The entries below should be output exactly as written.
--------------------
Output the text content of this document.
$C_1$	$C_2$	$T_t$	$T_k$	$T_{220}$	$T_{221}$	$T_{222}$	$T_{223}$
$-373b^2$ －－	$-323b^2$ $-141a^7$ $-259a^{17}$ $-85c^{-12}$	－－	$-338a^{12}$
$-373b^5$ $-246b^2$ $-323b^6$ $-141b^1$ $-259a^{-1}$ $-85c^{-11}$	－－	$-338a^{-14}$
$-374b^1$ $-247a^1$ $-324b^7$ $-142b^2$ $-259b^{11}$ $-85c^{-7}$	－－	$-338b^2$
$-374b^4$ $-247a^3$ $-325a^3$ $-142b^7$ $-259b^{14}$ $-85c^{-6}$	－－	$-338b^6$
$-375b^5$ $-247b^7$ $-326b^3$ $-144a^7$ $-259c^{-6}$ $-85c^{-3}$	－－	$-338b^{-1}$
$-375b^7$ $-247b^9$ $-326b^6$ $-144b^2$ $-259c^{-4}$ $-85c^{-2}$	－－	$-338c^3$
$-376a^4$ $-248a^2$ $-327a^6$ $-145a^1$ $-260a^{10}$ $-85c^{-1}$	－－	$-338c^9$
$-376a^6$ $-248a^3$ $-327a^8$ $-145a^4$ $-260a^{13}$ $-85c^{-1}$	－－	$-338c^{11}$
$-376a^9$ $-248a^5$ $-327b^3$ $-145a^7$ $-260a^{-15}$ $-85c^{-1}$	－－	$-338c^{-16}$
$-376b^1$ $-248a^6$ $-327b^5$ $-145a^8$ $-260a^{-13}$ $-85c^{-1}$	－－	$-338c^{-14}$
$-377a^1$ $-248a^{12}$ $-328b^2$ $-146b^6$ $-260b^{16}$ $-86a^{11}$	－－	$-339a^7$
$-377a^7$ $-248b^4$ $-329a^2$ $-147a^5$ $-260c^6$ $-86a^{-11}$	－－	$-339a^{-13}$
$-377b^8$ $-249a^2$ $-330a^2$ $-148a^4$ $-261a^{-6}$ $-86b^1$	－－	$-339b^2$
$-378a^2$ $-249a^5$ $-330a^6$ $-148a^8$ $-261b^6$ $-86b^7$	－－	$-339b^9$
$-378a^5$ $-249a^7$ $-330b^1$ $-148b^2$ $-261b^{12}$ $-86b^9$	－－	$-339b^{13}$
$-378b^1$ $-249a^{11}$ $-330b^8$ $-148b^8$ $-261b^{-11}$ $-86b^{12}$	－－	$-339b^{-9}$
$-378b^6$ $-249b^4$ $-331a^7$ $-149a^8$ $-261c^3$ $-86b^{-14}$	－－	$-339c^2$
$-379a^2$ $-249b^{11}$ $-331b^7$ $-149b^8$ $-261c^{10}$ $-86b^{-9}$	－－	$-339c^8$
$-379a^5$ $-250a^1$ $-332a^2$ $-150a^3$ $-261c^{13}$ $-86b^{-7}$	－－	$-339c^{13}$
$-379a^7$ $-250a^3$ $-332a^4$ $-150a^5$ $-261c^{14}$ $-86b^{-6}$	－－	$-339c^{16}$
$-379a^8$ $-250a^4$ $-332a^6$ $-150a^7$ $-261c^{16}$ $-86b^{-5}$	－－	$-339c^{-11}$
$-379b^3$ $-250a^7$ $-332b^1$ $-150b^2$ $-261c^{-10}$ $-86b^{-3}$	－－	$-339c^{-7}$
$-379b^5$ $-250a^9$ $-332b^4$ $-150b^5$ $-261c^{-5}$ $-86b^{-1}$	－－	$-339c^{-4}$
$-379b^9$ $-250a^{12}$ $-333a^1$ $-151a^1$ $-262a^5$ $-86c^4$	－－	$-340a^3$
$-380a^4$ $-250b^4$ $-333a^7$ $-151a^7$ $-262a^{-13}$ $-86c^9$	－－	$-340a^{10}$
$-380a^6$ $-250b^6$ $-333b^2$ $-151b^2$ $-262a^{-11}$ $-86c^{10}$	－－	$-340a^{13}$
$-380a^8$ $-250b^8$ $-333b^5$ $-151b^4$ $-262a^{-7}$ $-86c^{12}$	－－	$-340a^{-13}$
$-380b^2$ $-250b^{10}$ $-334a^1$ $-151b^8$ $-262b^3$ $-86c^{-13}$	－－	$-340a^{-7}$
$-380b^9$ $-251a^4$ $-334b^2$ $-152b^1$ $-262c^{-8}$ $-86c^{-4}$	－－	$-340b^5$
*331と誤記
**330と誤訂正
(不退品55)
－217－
--------------------
▶ Exercise output:
Output the text content of this document.
$C_1$	$C_2$	$T_t$	$T_k$	$T_{220}$	$T_{221}$	$T_{222}$	$T_{223}$
$-373b^2$ －－	$-323b^2$ $-141a^7$ $-259a^{17}$ $-85c^{-12}$	－－	$-338a^{12}$
$-373b^5$ $-246b^2$ $-323b^6$ $-141b^1$ $-259a^{-1}$ $-85c^{-11}$	－－	$-338a^{-14}$
$-374b^1$ $-247a^1$ $-324b^7$ $-142b^2$ $-259b^{11}$ $-85c^{-7}$	－－	$-338b^2$
$-374b^4$ $-247a^3$ $-325a^3$ $-142b^7$ $-259b^{14}$ $-85c^{-6}$	－－	$-338b^6$
$-375b^5$ $-247b^7$ $-326b^3$ $-144a^7$ $-259c^{-6}$ $-85c^{-3}$	－－	$-338b^{-1}$
$-375b^7$ $-247b^9$ $-326b^6$ $-144b^2$ $-259c^{-4}$ $-85c^{-2}$	－－	$-338c^3$
$-376a^4$ $-248a^2$ $-327a^6$ $-145a^1$ $-260a^{10}$ $-85c^{-1}$	－－	$-338c^9$
$-376a^6$ $-248a^3$ $-327a^8$ $-145a^4$ $-260a^{13}$ $-85c^{-1}$	－－	$-338c^{11}$
$-376a^9$ $-248a^5$ $-327b^3$ $-145a^7$ $-260a^{-15}$ $-85c^{-1}$	－－	$-338c^{-16}$
$-376b^1$ $-248a^6$ $-327b^5$ $-145a^8$ $-260a^{-13}$ $-85c^{-1}$	－－	$-338c^{-14}$
$-377a^1$ $-248a^{12}$ $-328b^2$ $-146b^6$ $-260b^{16}$ $-86a^{11}$	－－	$-339a^7$
$-377a^7$ $-248b^4$ $-329a^2$ $-147a^5$ $-260c^6$ $-86a^{-11}$	－－	$-339a^{-13}$
$-377b^8$ $-249a^2$ $-330a^2$ $-148a^4$ $-261a^{-6}$ $-86b^1$	－－	$-339b^2$
$-378a^2$ $-249a^5$ $-330a^6$ $-148a^8$ $-261b^6$ $-86b^7$	－－	$-339b^9$
$-378a^5$ $-249a^7$ $-330b^1$ $-148b^2$ $-261b^{12}$ $-86b^9$	－－	$-339b^{13}$
$-378b^1$ $-249a^{11}$ $-330b^8$ $-148b^8$ $-261b^{-11}$ $-86b^{12}$	－－	$-339b^{-9}$
$-378b^6$ $-249b^4$ $-331a^7$ $-149a^8$ $-261c^3$ $-86b^{-14}$	－－	$-339c^2$
$-379a^2$ $-249b^{11}$ $-331b^7$ $-149b^8$ $-261c^{10}$ $-86b^{-9}$	－－	$-339c^8$
$-379a^5$ $-250a^1$ $-332a^2$ $-150a^3$ $-261c^{13}$ $-86b^{-7}$	－－	$-339c^{13}$
$-379a^7$ $-250a^3$ $-332a^4$ $-150a^5$ $-261c^{14}$ $-86b^{-6}$	－－	$-339c^{16}$
$-379a^8$ $-250a^4$ $-332a^6$ $-150a^7$ $-261c^{16}$ $-86b^{-5}$	－－	$-339c^{-11}$
$-379b^3$ $-250a^7$ $-332b^1$ $-150b^2$ $-261c^{-10}$ $-86b^{-3}$	－－	$-339c^{-7}$
$-379b^5$ $-250a^9$ $-332b^4$ $-150b^5$ $-261c^{-5}$ $-86b^{-1}$	－－	$-339c^{-4}$
$-379b^9$ $-250a^{12}$ $-333a^1$ $-151a^1$ $-262a^5$ $-86c^4$	－－	$-340a^3$
$-380a^4$ $-250b^4$ $-333a^7$ $-151a^7$ $-262a^{-13}$ $-86c^9$	－－	$-340a^{10}$
$-380a^6$ $-250b^6$ $-333b^2$ $-151b^2$ $-262a^{-11}$ $-86c^{10}$	－－	$-340a^{13}$
$-380a^8$ $-250b^8$ $-333b^5$ $-151b^4$ $-262a^{-7}$ $-86c^{12}$	－－	$-340a^{-13}$
$-380b^2$ $-250b^{10}$ $-334a^1$ $-151b^8$ $-262b^3$ $-86c^{-13}$	－－	$-340a^{-7}$
$-380b^9$ $-251a^4$ $-334b^2$ $-152b^1$ $-262c^{-8}$ $-86c^{-4}$	－－	$-340b^5$
*331と誤記
**330と誤訂正
(不退品55)
－217－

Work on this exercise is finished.